* [本文抜粋]:
____

佐倉城は土井利勝が、徳川家康の命により、元和3年(1617年)完成以後延享3年(1746年)以来堀田氏の所領したものであるが、明治6年ごろ(1813年)建造物はすべて取りこわされた。
同7年歩兵第2連隊がおかれた。
後、明治42年第1師団歩兵第57連隊となり、以来昭和20年(1945年)8月15日まで、千葉県一円を徴兵区と定められ、名実共に房総健児練武乃地であった。
この間、西南、日清、日露、欧洲大戦、関東大震災、日支事変、大東亜戦争と数多く乃国難におもむき常に師団最強の部隊として郷土の信頼にこたえた。
本連隊乃主力は、昭和11年乃2.26事件以来満洲に移駐し、同19年7月まで、孫呉において、ソ満国境の警備に当たったが、同年11月フィリッピン乃レイテ島に転進し、宮内連隊長の下、物量を誇る米軍と50日にわたり激戦し玉砕した。

____

上の本文抜粋について、次の1.〜3.がそれぞれ本文と合っているかを「はい」か「いいえ」で答え、判断の決め手となる本文の語句をそのまま引用せよ。
1. 佐倉城は、徳川家康の命を受けて土井利勝が完成させた。
2. 連隊の主力は、昭和19年7月まで孫呉でソ満国境の警備に当たった。
3. 連隊の主力は、レイテ島で米軍と30日にわたって戦った。

____

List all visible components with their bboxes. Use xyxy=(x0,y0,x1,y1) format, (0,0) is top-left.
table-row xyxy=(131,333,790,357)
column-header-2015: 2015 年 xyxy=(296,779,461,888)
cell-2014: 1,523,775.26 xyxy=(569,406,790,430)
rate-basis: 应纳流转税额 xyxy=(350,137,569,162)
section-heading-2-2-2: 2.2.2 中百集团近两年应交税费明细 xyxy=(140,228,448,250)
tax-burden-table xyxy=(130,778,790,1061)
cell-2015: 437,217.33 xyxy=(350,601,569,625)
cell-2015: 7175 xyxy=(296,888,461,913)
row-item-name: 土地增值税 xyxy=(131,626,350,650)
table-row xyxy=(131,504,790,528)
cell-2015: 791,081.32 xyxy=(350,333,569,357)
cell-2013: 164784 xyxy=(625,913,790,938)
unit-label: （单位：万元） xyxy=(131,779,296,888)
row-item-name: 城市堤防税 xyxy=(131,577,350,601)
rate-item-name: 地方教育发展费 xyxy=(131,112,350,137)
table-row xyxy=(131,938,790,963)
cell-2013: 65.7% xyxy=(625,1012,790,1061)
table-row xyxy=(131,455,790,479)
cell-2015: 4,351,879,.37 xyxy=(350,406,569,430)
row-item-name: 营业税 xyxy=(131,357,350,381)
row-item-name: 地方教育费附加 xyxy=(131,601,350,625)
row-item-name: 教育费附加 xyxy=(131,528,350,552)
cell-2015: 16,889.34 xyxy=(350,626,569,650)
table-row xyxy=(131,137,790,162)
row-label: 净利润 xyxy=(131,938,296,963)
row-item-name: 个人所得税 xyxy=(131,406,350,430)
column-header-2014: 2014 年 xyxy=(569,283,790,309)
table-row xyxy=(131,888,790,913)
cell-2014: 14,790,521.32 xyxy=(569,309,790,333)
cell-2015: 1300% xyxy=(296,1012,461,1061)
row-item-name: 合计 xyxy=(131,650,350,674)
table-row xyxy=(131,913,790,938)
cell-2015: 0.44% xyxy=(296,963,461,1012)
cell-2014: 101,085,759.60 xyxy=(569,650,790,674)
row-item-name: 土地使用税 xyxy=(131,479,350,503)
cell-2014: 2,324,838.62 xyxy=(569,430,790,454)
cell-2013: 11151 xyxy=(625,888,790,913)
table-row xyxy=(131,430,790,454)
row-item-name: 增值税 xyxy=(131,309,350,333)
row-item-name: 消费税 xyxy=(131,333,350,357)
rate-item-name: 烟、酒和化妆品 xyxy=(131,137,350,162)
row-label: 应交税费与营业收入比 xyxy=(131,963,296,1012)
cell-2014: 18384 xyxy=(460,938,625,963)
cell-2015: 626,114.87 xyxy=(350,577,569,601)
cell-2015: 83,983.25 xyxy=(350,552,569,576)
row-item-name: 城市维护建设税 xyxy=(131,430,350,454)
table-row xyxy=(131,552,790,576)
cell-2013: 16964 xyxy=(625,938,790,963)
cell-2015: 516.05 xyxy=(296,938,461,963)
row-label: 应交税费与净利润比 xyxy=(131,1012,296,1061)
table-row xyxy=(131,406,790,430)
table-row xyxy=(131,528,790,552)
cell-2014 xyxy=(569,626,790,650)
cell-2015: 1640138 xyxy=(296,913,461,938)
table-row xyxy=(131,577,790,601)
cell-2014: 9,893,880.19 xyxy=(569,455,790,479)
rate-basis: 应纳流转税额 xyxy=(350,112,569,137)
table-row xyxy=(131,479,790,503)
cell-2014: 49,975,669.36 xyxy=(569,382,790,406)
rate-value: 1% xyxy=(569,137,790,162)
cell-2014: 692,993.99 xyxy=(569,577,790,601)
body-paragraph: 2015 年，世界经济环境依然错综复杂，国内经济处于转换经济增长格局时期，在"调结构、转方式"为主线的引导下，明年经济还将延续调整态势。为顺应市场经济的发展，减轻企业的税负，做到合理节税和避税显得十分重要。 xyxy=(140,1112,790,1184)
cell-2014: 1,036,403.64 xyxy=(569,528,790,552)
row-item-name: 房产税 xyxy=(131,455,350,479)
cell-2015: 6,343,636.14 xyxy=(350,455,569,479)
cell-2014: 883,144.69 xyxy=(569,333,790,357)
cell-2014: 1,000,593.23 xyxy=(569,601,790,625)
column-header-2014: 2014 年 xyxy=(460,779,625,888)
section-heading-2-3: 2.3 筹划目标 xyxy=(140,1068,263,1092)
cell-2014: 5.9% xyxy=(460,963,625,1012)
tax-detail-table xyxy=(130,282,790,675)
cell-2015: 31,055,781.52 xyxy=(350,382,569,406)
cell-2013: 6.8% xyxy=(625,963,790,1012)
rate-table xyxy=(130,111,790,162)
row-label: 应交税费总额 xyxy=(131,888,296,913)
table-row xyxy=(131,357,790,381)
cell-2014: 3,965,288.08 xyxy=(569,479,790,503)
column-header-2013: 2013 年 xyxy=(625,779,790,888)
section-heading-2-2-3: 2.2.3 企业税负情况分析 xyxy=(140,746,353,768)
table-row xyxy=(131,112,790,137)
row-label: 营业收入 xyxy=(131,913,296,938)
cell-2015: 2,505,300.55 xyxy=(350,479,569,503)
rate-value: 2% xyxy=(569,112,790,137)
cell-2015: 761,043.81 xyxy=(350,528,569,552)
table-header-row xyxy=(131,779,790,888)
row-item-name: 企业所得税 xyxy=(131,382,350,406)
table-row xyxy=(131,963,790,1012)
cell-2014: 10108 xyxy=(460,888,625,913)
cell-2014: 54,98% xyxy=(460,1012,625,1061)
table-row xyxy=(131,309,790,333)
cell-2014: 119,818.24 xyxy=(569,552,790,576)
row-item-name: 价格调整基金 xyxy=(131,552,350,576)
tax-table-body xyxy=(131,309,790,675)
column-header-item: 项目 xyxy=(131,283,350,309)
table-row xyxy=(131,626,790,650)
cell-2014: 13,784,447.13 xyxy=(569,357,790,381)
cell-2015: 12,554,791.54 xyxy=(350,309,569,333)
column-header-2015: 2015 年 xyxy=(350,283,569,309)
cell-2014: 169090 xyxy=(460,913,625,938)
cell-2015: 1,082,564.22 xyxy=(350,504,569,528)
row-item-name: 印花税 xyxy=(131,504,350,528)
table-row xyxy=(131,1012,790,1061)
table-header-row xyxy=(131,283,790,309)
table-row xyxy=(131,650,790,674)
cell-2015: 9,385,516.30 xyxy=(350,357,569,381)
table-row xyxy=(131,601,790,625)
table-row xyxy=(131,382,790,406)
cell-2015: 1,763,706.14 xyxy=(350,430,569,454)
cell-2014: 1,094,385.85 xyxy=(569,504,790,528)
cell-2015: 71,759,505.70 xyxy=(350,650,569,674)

____

* [解答欄]:
1. はい。「佐倉城は土井利勝が、徳川家康の命により、元和3年(1617年)完成」
2. はい。「同19年7月まで、孫呉において、ソ満国境の警備に当たった」
3. いいえ。「米軍と50日にわたり激戦し玉砕した」